Objective:
Search the records for the word "title" and pick out every line that has it.

════════

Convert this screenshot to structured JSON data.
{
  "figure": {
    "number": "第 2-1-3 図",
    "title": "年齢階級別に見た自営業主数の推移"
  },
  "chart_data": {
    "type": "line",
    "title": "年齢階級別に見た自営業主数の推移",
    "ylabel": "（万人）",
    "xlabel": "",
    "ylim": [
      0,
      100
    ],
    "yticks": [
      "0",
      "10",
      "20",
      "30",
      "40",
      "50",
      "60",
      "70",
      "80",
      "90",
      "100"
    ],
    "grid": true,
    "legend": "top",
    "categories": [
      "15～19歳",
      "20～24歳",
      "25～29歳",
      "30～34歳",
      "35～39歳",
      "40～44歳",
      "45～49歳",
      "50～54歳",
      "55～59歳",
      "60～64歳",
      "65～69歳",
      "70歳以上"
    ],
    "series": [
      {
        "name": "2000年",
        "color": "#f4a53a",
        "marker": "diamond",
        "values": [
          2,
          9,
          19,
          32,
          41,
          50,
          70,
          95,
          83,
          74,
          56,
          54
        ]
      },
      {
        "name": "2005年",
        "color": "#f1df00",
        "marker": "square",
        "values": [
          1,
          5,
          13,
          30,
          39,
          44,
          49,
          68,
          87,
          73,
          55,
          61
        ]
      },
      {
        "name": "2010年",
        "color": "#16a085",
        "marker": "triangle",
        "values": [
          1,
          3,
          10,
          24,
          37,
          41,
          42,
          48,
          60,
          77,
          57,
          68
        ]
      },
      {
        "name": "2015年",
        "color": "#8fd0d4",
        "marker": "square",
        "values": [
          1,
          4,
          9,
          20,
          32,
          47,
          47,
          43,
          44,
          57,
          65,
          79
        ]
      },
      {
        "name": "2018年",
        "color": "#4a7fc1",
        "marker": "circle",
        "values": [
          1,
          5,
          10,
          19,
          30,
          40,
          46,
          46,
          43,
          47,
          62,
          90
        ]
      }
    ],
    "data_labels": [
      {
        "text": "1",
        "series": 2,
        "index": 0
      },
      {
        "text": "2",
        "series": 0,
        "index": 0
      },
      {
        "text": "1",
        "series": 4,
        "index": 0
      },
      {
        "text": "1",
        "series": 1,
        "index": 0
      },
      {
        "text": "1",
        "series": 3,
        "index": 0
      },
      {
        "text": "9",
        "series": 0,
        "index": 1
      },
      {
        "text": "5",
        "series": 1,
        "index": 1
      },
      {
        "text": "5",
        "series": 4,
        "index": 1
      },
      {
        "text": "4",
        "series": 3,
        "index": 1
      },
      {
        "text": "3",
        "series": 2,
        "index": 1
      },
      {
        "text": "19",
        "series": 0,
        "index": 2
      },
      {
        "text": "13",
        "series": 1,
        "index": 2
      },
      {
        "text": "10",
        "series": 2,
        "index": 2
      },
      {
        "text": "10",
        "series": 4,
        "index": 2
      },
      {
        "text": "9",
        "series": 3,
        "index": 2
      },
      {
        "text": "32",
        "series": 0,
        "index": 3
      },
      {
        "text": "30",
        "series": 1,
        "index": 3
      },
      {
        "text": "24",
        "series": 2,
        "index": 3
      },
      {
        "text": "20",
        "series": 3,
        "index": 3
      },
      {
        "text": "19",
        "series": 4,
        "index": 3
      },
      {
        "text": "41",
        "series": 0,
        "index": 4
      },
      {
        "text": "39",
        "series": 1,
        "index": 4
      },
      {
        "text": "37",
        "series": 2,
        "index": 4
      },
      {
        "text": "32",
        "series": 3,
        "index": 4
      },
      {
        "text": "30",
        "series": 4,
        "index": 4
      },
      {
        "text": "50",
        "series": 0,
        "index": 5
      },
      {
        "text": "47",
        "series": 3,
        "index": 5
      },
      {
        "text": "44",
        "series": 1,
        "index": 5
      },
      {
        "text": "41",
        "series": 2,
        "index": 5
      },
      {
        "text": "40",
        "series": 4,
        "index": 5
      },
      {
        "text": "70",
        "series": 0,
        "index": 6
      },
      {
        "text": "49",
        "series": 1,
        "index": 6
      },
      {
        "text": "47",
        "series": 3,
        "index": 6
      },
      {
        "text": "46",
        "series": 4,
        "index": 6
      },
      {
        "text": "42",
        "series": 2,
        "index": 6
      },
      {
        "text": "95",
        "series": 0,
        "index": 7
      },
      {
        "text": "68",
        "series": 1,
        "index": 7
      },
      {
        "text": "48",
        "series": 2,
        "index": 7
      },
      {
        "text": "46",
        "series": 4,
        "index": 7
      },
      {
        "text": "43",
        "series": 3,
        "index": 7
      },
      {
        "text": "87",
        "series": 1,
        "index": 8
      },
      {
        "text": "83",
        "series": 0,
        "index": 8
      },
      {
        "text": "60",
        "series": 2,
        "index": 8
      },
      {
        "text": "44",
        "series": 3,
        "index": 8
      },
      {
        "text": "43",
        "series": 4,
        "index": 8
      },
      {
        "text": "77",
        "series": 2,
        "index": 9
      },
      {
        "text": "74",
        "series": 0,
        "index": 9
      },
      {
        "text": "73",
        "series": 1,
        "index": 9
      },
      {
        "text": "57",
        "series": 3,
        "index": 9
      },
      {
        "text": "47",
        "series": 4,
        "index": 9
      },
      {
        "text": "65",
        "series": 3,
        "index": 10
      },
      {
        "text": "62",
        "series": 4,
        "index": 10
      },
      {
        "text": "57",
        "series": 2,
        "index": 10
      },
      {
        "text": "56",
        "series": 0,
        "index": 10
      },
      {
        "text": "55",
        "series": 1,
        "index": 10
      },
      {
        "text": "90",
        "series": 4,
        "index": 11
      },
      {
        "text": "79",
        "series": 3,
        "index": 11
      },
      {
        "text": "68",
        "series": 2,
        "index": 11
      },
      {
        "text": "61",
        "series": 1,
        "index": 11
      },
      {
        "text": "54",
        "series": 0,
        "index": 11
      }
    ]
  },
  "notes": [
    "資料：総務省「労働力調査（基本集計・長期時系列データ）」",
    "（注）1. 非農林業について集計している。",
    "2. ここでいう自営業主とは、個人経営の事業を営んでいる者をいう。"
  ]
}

════════

Correct response:
    "title": "年齢階級別に見た自営業主数の推移"
    "title": "年齢階級別に見た自営業主数の推移",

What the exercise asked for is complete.